§ **WHAT YOU ARE ASKED TO DO**
Check every line of the entries that follow, and copy the ones containing "JSON".

§ **DATASET RECORDS**
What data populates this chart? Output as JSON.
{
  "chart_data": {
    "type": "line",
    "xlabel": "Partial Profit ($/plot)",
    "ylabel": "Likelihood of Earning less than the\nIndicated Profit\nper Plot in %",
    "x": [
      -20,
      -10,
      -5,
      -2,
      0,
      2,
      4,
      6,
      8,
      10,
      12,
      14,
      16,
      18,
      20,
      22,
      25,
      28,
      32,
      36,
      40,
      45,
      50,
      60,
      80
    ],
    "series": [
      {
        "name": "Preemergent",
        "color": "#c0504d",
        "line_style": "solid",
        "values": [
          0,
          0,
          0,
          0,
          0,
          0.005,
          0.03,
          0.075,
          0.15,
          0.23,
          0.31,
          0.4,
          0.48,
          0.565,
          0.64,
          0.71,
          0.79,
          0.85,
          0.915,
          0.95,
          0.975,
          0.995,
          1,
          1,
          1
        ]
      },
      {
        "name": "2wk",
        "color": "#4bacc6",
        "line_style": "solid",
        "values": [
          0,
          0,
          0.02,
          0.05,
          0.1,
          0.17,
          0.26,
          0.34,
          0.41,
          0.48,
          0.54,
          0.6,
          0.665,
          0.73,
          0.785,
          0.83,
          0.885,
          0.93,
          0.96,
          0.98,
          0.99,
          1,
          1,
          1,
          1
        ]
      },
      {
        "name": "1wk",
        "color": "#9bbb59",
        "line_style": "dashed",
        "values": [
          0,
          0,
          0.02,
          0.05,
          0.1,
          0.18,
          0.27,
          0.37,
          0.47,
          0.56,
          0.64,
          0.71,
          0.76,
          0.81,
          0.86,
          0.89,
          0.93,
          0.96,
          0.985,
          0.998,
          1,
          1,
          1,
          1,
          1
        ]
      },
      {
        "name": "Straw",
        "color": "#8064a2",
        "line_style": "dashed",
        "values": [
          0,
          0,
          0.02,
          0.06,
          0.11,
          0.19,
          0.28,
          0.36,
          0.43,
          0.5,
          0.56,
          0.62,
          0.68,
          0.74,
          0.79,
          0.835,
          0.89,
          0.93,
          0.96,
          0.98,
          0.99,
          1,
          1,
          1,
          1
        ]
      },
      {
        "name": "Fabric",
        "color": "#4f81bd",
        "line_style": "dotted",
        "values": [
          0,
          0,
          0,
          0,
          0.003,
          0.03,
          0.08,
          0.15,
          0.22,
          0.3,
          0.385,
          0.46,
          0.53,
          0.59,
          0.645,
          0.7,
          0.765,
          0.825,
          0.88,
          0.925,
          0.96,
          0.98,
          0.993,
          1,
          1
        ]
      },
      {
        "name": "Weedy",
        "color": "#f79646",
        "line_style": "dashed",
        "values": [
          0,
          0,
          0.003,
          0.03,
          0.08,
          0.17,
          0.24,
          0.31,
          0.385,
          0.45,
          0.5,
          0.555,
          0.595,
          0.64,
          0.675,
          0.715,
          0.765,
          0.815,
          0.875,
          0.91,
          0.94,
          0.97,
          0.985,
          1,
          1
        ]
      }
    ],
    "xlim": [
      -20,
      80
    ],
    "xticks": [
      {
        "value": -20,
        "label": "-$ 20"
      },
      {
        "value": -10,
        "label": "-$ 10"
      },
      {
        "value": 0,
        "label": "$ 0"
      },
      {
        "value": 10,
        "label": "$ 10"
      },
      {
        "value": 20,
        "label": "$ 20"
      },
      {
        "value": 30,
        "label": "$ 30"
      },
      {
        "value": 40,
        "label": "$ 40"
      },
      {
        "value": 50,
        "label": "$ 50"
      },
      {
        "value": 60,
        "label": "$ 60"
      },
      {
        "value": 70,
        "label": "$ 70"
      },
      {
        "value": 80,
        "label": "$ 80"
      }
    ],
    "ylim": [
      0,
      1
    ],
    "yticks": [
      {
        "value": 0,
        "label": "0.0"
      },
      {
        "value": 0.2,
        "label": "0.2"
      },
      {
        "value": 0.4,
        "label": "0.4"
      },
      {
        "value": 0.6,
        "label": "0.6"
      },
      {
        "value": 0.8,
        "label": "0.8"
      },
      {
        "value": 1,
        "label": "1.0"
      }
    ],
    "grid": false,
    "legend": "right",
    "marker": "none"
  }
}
--
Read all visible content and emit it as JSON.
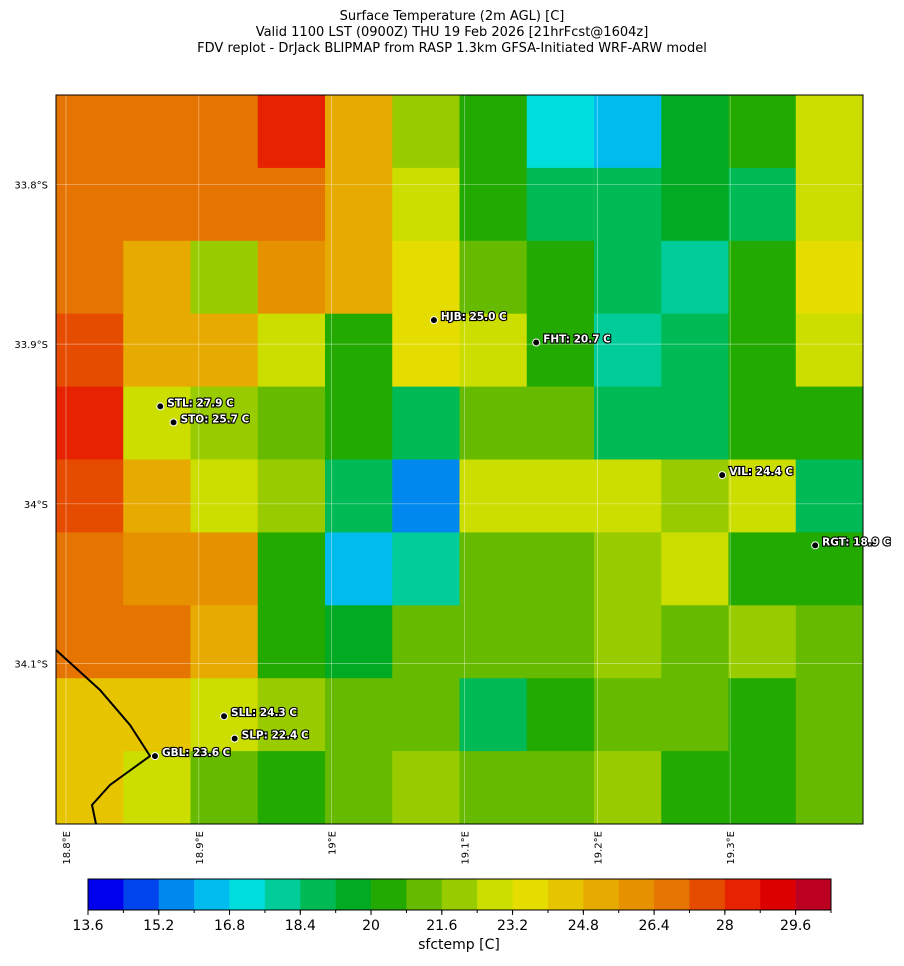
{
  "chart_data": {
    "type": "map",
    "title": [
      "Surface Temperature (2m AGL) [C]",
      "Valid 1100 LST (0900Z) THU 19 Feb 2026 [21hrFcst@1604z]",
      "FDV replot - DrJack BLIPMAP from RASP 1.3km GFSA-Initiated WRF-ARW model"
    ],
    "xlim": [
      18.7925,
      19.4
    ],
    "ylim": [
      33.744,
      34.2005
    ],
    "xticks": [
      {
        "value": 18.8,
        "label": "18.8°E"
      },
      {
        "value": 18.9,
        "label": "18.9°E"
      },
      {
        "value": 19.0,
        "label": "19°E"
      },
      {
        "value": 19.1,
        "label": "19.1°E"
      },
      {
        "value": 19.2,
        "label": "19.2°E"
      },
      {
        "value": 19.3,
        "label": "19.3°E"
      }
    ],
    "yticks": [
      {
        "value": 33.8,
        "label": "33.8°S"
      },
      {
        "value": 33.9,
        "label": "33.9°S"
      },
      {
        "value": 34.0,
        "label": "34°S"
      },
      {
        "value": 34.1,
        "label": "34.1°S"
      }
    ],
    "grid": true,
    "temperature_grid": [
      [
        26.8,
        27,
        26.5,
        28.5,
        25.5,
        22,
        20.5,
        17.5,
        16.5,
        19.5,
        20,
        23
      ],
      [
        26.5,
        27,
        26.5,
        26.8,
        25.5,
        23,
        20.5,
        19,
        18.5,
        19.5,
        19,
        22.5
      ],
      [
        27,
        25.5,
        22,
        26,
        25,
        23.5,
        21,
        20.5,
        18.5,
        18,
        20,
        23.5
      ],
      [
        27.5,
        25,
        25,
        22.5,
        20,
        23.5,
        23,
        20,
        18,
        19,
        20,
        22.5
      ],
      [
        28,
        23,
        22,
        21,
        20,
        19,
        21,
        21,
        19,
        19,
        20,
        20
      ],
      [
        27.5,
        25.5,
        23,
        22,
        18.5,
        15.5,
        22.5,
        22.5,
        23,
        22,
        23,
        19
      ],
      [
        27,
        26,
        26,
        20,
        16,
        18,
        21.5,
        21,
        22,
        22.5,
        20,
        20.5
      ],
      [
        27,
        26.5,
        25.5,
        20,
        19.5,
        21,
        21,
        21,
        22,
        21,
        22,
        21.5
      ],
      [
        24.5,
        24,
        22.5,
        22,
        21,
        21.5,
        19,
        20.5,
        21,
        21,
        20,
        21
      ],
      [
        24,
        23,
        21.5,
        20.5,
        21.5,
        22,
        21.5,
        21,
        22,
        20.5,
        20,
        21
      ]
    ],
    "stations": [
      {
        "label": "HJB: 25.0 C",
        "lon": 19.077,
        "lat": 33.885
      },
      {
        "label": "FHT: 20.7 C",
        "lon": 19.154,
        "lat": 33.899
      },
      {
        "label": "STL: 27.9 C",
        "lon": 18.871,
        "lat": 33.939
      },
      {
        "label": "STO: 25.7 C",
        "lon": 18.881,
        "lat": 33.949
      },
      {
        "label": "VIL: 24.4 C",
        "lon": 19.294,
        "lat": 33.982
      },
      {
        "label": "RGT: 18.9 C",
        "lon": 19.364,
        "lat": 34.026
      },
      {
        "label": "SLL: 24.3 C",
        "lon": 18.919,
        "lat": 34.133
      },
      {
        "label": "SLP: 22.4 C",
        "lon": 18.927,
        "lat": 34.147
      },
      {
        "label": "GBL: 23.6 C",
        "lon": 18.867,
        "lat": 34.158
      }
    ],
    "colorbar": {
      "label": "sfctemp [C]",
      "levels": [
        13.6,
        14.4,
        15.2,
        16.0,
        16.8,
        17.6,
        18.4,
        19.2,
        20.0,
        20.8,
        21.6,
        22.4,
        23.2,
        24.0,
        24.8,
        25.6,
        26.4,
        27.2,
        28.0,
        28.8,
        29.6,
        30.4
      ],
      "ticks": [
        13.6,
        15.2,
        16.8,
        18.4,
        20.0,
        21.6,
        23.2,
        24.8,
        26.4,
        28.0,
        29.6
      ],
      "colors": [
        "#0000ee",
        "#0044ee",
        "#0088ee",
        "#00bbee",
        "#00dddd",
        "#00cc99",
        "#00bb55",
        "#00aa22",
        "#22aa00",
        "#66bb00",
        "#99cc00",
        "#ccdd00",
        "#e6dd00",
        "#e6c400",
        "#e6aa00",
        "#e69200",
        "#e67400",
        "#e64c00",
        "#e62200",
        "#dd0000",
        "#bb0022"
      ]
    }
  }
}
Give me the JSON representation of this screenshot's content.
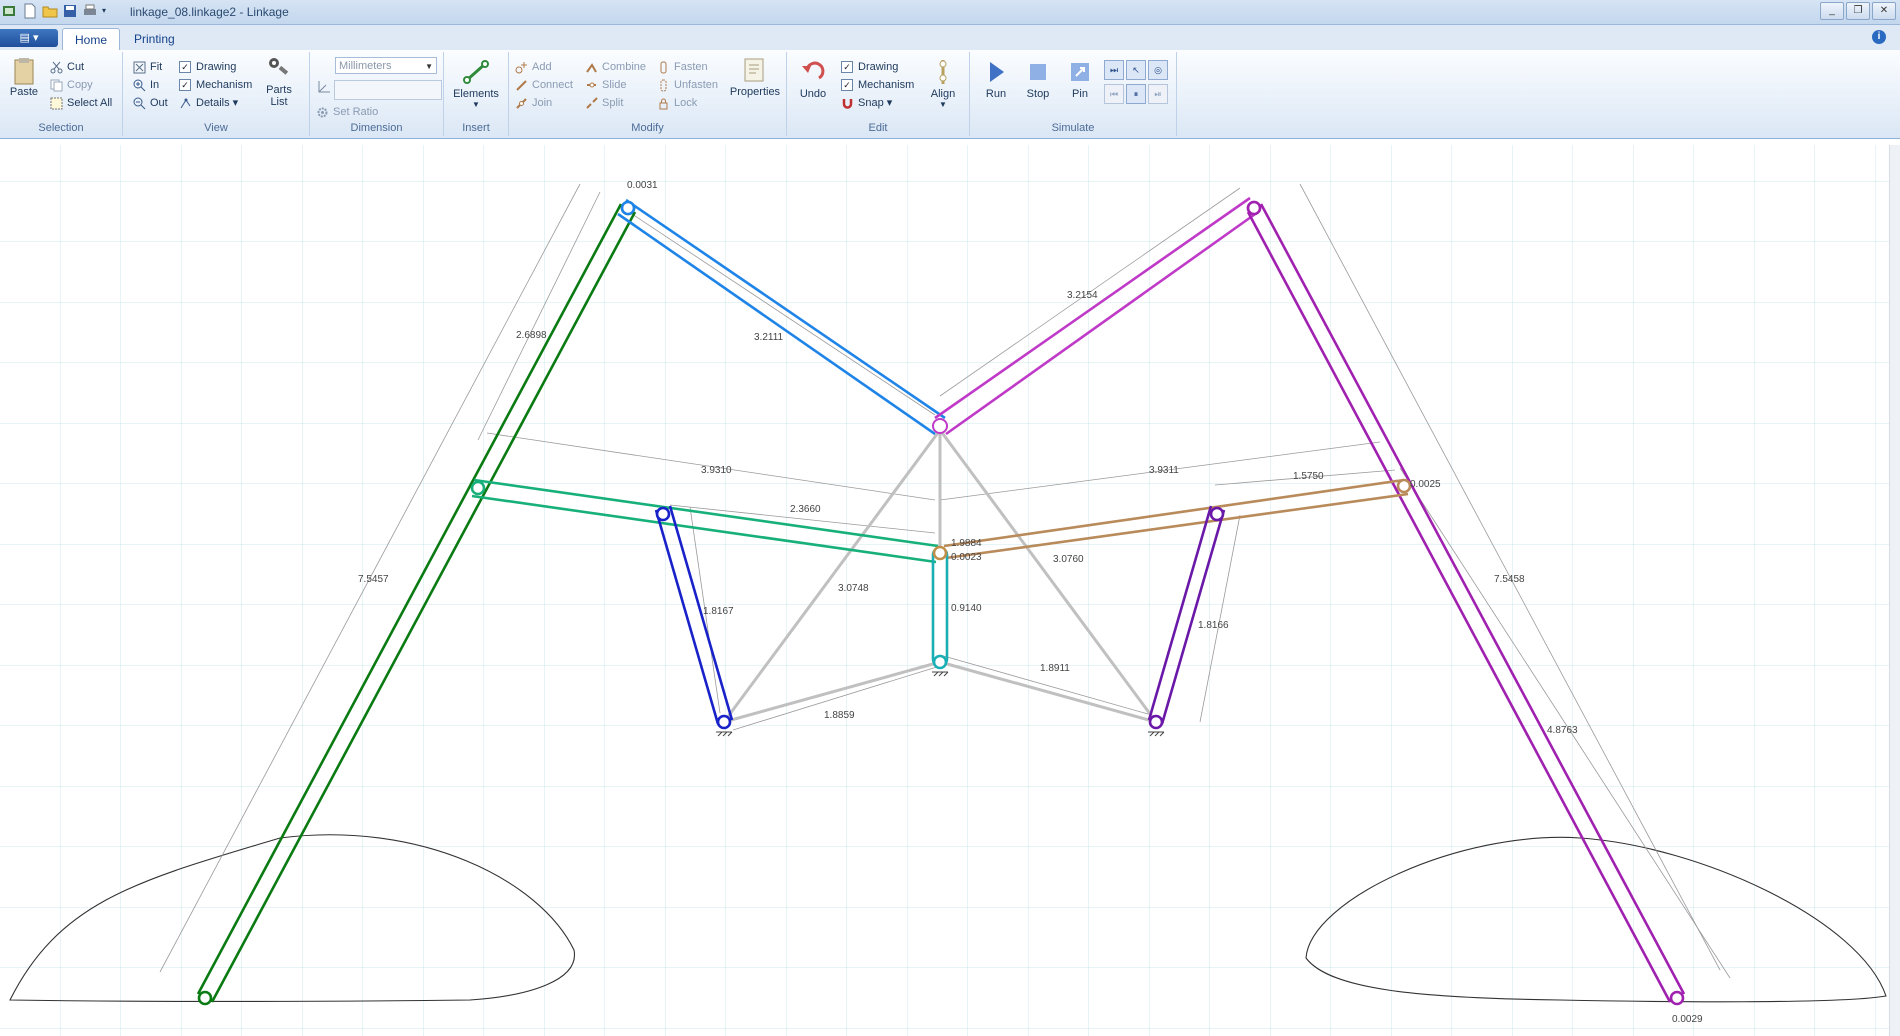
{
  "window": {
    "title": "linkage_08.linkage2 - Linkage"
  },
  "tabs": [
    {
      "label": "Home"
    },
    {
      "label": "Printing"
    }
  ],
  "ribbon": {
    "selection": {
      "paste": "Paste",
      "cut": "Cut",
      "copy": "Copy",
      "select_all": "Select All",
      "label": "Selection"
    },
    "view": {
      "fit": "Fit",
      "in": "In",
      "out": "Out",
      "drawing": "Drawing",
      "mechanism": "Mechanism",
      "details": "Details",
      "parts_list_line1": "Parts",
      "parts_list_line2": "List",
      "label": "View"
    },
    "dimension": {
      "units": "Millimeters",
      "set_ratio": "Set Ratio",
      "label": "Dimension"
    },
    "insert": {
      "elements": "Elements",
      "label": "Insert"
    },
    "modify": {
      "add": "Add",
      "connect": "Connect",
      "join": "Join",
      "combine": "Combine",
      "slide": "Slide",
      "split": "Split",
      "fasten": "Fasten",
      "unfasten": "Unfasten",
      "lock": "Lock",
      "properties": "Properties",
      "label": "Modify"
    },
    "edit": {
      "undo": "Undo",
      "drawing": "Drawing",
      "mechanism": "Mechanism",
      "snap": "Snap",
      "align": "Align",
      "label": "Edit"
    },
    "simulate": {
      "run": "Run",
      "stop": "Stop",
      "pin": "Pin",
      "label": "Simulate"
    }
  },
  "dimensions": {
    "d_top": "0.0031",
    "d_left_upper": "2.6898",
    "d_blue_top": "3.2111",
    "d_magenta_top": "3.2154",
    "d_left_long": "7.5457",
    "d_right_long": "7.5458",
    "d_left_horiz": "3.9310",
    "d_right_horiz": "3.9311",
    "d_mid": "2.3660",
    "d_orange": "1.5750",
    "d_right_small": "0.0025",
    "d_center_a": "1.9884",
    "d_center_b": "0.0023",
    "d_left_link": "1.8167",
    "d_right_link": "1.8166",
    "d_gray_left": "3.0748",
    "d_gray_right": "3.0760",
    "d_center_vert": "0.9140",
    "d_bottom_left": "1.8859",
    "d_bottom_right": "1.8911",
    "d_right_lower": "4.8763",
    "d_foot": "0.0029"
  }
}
--
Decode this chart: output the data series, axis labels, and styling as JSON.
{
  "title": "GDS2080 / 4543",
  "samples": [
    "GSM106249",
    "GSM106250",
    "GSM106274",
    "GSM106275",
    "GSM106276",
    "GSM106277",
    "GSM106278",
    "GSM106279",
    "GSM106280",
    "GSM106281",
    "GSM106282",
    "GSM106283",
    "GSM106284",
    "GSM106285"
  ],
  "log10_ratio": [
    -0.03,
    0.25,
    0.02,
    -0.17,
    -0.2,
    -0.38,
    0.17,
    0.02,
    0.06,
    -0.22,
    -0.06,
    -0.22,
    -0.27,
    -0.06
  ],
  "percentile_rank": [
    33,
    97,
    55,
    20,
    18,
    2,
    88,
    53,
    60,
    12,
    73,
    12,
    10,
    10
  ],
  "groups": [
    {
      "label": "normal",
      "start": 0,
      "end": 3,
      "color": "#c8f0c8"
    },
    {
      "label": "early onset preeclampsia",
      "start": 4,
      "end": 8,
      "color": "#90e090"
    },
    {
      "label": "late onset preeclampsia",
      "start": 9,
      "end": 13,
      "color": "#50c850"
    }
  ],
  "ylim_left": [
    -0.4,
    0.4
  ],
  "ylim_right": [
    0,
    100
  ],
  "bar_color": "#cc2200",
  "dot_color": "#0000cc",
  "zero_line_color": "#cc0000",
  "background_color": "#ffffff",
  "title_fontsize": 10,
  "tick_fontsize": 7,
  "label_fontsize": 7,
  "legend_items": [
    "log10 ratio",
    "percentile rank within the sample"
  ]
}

§ **SOLUTION FOR THIS EXERCISE**
What data populates this chart? Output as JSON.
Read all visible content and emit it as JSON.
Give me the JSON representation of this screenshot's content.
Decode this chart: output the data series, axis labels, and styling as JSON.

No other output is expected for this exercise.